EXERCISE:
Copy out the entries below precisely; nothing is to be omitted.

** Start EXERCISE MATERIAL **

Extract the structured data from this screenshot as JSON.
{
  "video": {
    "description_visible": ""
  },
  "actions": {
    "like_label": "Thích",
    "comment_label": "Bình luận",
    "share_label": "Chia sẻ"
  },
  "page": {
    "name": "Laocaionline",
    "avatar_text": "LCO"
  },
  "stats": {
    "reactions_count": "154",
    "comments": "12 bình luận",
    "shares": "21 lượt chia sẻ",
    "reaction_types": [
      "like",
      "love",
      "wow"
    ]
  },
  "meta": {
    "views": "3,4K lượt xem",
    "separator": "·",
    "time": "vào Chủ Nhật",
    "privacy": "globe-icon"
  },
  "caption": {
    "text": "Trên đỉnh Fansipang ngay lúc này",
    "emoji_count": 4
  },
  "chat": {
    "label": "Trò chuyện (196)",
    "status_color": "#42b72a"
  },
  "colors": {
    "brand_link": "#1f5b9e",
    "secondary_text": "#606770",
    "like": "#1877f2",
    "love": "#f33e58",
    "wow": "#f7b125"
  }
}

** End EXERCISE MATERIAL **

ANSWER TO THE TASK:
Extract the structured data from this screenshot as JSON.
{
  "video": {
    "description_visible": ""
  },
  "actions": {
    "like_label": "Thích",
    "comment_label": "Bình luận",
    "share_label": "Chia sẻ"
  },
  "page": {
    "name": "Laocaionline",
    "avatar_text": "LCO"
  },
  "stats": {
    "reactions_count": "154",
    "comments": "12 bình luận",
    "shares": "21 lượt chia sẻ",
    "reaction_types": [
      "like",
      "love",
      "wow"
    ]
  },
  "meta": {
    "views": "3,4K lượt xem",
    "separator": "·",
    "time": "vào Chủ Nhật",
    "privacy": "globe-icon"
  },
  "caption": {
    "text": "Trên đỉnh Fansipang ngay lúc này",
    "emoji_count": 4
  },
  "chat": {
    "label": "Trò chuyện (196)",
    "status_color": "#42b72a"
  },
  "colors": {
    "brand_link": "#1f5b9e",
    "secondary_text": "#606770",
    "like": "#1877f2",
    "love": "#f33e58",
    "wow": "#f7b125"
  }
}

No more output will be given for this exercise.